WORK ORDER: The reply should contain every entry below exactly as written, with no images.

PROVIDED DATA:

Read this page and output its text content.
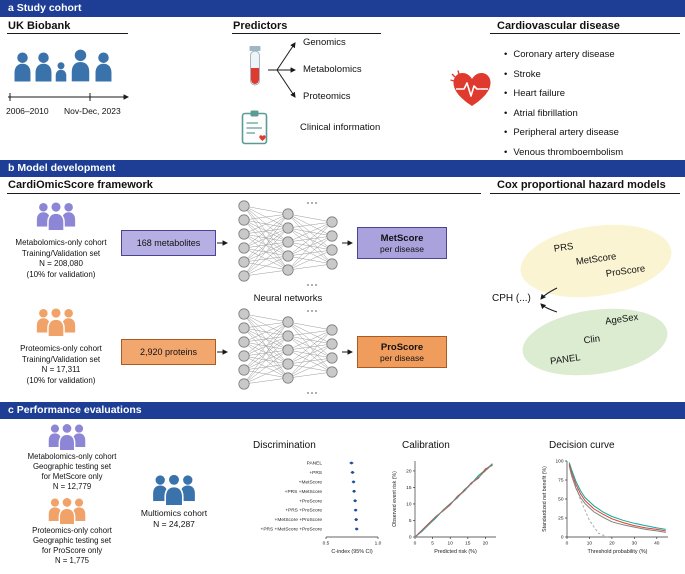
a Study cohort
UK Biobank
2006–2010 Nov-Dec, 2023
Predictors
Genomics
Metabolomics
Proteomics
Clinical information
Cardiovascular disease
• Coronary artery disease
• Stroke
• Heart failure
• Atrial fibrillation
• Peripheral artery disease
• Venous thromboembolism
b Model development
CardiOmicScore framework	Cox proportional hazard models
Metabolomics-only cohort
Training/Validation set
N = 208,080
(10% for validation)
168 metabolites	MetScore
per disease
Neural networks
Proteomics-only cohort
Training/Validation set
N = 17,311
(10% for validation)
2,920 proteins	ProScore
per disease
PRS
MetScore
ProScore
AgeSex
Clin
PANEL
CPH (...)
c Performance evaluations
Metabolomics-only cohort
Geographic testing set
for MetScore only
N = 12,779
Proteomics-only cohort
Geographic testing set
for ProScore only
N = 1,775
Multiomics cohort
N = 24,287
Discrimination	Calibration	Decision curve
0.5	1.0
PANEL
+PRS
+MetScore
+PRS +MetScore
+ProScore
+PRS +ProScore
+MetScore +ProScore
+PRS +MetScore +ProScore
C-index (95% CI)
0	5	10	15	20
0
5
10
15
20
Predicted risk (%)
Observed event risk (%)
0	10	20	30	40
0
25
50
75
100
Threshold probability (%)
Standardized net benefit (%)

EXERCISE OUTPUT:
Read this page and output its text content.
a Study cohort
UK Biobank
2006–2010 Nov-Dec, 2023
Predictors
Genomics
Metabolomics
Proteomics
Clinical information
Cardiovascular disease
• Coronary artery disease
• Stroke
• Heart failure
• Atrial fibrillation
• Peripheral artery disease
• Venous thromboembolism
b Model development
CardiOmicScore framework	Cox proportional hazard models
Metabolomics-only cohort
Training/Validation set
N = 208,080
(10% for validation)
168 metabolites	MetScore
per disease
Neural networks
Proteomics-only cohort
Training/Validation set
N = 17,311
(10% for validation)
2,920 proteins	ProScore
per disease
PRS
MetScore
ProScore
AgeSex
Clin
PANEL
CPH (...)
c Performance evaluations
Metabolomics-only cohort
Geographic testing set
for MetScore only
N = 12,779
Proteomics-only cohort
Geographic testing set
for ProScore only
N = 1,775
Multiomics cohort
N = 24,287
Discrimination	Calibration	Decision curve
0.5	1.0
PANEL
+PRS
+MetScore
+PRS +MetScore
+ProScore
+PRS +ProScore
+MetScore +ProScore
+PRS +MetScore +ProScore
C-index (95% CI)
0	5	10	15	20
0
5
10
15
20
Predicted risk (%)
Observed event risk (%)
0	10	20	30	40
0
25
50
75
100
Threshold probability (%)
Standardized net benefit (%)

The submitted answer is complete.